'''

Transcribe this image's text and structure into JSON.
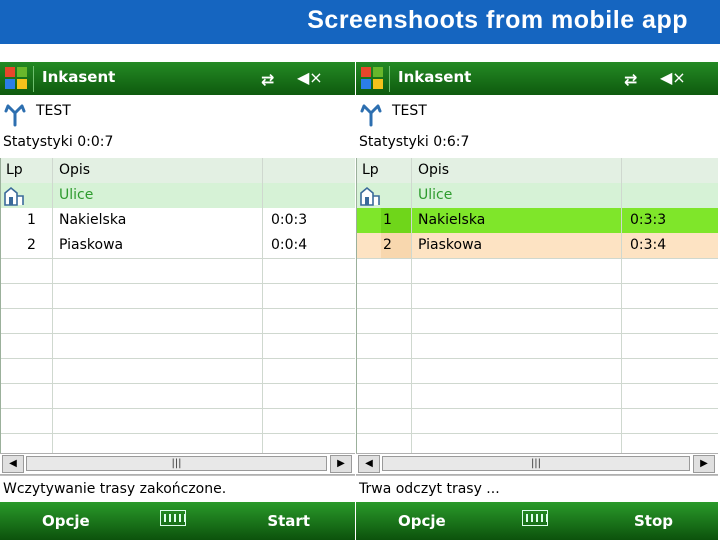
{
  "slide": {
    "title": "Screenshoots from mobile app"
  },
  "screens": [
    {
      "app_title": "Inkasent",
      "name": "TEST",
      "stats": "Statystyki 0:0:7",
      "columns": [
        "Lp",
        "Opis"
      ],
      "group_label": "Ulice",
      "rows": [
        {
          "lp": "1",
          "opis": "Nakielska",
          "time": "0:0:3",
          "state": "normal"
        },
        {
          "lp": "2",
          "opis": "Piaskowa",
          "time": "0:0:4",
          "state": "normal"
        }
      ],
      "status": "Wczytywanie trasy zakończone.",
      "softkeys": {
        "left": "Opcje",
        "right": "Start"
      }
    },
    {
      "app_title": "Inkasent",
      "name": "TEST",
      "stats": "Statystyki 0:6:7",
      "columns": [
        "Lp",
        "Opis"
      ],
      "group_label": "Ulice",
      "rows": [
        {
          "lp": "1",
          "opis": "Nakielska",
          "time": "0:3:3",
          "state": "done"
        },
        {
          "lp": "2",
          "opis": "Piaskowa",
          "time": "0:3:4",
          "state": "active"
        }
      ],
      "status": "Trwa odczyt trasy ...",
      "softkeys": {
        "left": "Opcje",
        "right": "Stop"
      }
    }
  ],
  "colors": {
    "done_row": "#7fe62a",
    "done_lp": "#6fd61a",
    "active_row": "#fde3c3",
    "active_lp": "#f8d7ae",
    "group_row": "#d6f2d6"
  },
  "icons": [
    "windows-start-icon",
    "connectivity-icon",
    "volume-muted-icon",
    "route-app-icon",
    "building-icon",
    "scroll-left-icon",
    "scroll-right-icon",
    "keyboard-icon"
  ]
}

'''

_Exercise directions:_
Transcribe the full listing above exactly as it stands, minus the pictures.

_Exercise output:_
Transcribe this image's text and structure into JSON.
{
  "slide": {
    "title": "Screenshoots from mobile app"
  },
  "screens": [
    {
      "app_title": "Inkasent",
      "name": "TEST",
      "stats": "Statystyki 0:0:7",
      "columns": [
        "Lp",
        "Opis"
      ],
      "group_label": "Ulice",
      "rows": [
        {
          "lp": "1",
          "opis": "Nakielska",
          "time": "0:0:3",
          "state": "normal"
        },
        {
          "lp": "2",
          "opis": "Piaskowa",
          "time": "0:0:4",
          "state": "normal"
        }
      ],
      "status": "Wczytywanie trasy zakończone.",
      "softkeys": {
        "left": "Opcje",
        "right": "Start"
      }
    },
    {
      "app_title": "Inkasent",
      "name": "TEST",
      "stats": "Statystyki 0:6:7",
      "columns": [
        "Lp",
        "Opis"
      ],
      "group_label": "Ulice",
      "rows": [
        {
          "lp": "1",
          "opis": "Nakielska",
          "time": "0:3:3",
          "state": "done"
        },
        {
          "lp": "2",
          "opis": "Piaskowa",
          "time": "0:3:4",
          "state": "active"
        }
      ],
      "status": "Trwa odczyt trasy ...",
      "softkeys": {
        "left": "Opcje",
        "right": "Stop"
      }
    }
  ],
  "colors": {
    "done_row": "#7fe62a",
    "done_lp": "#6fd61a",
    "active_row": "#fde3c3",
    "active_lp": "#f8d7ae",
    "group_row": "#d6f2d6"
  },
  "icons": [
    "windows-start-icon",
    "connectivity-icon",
    "volume-muted-icon",
    "route-app-icon",
    "building-icon",
    "scroll-left-icon",
    "scroll-right-icon",
    "keyboard-icon"
  ]
}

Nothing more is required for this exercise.